_Work to be completed_
The records that follow must be reproduced in full, exactly as written.

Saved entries
::::::::

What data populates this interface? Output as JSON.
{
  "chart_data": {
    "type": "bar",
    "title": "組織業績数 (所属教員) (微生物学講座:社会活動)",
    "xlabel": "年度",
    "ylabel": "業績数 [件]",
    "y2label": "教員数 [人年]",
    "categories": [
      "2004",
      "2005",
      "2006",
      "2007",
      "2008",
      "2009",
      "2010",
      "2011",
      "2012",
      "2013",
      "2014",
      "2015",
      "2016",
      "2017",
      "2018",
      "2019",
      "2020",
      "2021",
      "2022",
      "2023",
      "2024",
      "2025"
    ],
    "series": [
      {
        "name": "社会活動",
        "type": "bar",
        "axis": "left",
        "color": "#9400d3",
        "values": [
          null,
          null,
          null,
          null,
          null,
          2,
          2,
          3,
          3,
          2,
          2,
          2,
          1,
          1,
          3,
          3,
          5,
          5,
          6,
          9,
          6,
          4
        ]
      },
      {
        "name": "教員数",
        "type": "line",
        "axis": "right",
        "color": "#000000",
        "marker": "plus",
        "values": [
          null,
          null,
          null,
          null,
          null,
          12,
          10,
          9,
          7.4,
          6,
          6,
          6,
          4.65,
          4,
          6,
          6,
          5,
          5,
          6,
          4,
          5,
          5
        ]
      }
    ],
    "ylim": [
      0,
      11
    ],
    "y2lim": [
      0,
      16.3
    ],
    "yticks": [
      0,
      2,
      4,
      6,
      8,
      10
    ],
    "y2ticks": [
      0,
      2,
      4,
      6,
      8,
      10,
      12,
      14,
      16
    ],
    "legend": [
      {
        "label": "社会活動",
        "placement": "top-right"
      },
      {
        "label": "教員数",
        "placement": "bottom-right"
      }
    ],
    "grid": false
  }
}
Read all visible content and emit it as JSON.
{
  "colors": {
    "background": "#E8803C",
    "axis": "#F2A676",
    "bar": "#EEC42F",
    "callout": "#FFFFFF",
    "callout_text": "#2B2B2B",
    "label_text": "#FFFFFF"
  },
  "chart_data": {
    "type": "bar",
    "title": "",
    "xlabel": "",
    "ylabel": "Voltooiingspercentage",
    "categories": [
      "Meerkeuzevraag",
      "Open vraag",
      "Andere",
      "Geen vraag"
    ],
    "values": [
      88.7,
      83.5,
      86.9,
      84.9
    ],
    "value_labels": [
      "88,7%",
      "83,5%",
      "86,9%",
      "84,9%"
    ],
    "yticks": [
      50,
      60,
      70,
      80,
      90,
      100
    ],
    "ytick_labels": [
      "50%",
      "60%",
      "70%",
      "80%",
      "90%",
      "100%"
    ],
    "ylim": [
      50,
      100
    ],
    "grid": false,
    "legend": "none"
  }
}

::::::::

_Task solution_
What data populates this interface? Output as JSON.
{
  "chart_data": {
    "type": "bar",
    "title": "組織業績数 (所属教員) (微生物学講座:社会活動)",
    "xlabel": "年度",
    "ylabel": "業績数 [件]",
    "y2label": "教員数 [人年]",
    "categories": [
      "2004",
      "2005",
      "2006",
      "2007",
      "2008",
      "2009",
      "2010",
      "2011",
      "2012",
      "2013",
      "2014",
      "2015",
      "2016",
      "2017",
      "2018",
      "2019",
      "2020",
      "2021",
      "2022",
      "2023",
      "2024",
      "2025"
    ],
    "series": [
      {
        "name": "社会活動",
        "type": "bar",
        "axis": "left",
        "color": "#9400d3",
        "values": [
          null,
          null,
          null,
          null,
          null,
          2,
          2,
          3,
          3,
          2,
          2,
          2,
          1,
          1,
          3,
          3,
          5,
          5,
          6,
          9,
          6,
          4
        ]
      },
      {
        "name": "教員数",
        "type": "line",
        "axis": "right",
        "color": "#000000",
        "marker": "plus",
        "values": [
          null,
          null,
          null,
          null,
          null,
          12,
          10,
          9,
          7.4,
          6,
          6,
          6,
          4.65,
          4,
          6,
          6,
          5,
          5,
          6,
          4,
          5,
          5
        ]
      }
    ],
    "ylim": [
      0,
      11
    ],
    "y2lim": [
      0,
      16.3
    ],
    "yticks": [
      0,
      2,
      4,
      6,
      8,
      10
    ],
    "y2ticks": [
      0,
      2,
      4,
      6,
      8,
      10,
      12,
      14,
      16
    ],
    "legend": [
      {
        "label": "社会活動",
        "placement": "top-right"
      },
      {
        "label": "教員数",
        "placement": "bottom-right"
      }
    ],
    "grid": false
  }
}
Read all visible content and emit it as JSON.
{
  "colors": {
    "background": "#E8803C",
    "axis": "#F2A676",
    "bar": "#EEC42F",
    "callout": "#FFFFFF",
    "callout_text": "#2B2B2B",
    "label_text": "#FFFFFF"
  },
  "chart_data": {
    "type": "bar",
    "title": "",
    "xlabel": "",
    "ylabel": "Voltooiingspercentage",
    "categories": [
      "Meerkeuzevraag",
      "Open vraag",
      "Andere",
      "Geen vraag"
    ],
    "values": [
      88.7,
      83.5,
      86.9,
      84.9
    ],
    "value_labels": [
      "88,7%",
      "83,5%",
      "86,9%",
      "84,9%"
    ],
    "yticks": [
      50,
      60,
      70,
      80,
      90,
      100
    ],
    "ytick_labels": [
      "50%",
      "60%",
      "70%",
      "80%",
      "90%",
      "100%"
    ],
    "ylim": [
      50,
      100
    ],
    "grid": false,
    "legend": "none"
  }
}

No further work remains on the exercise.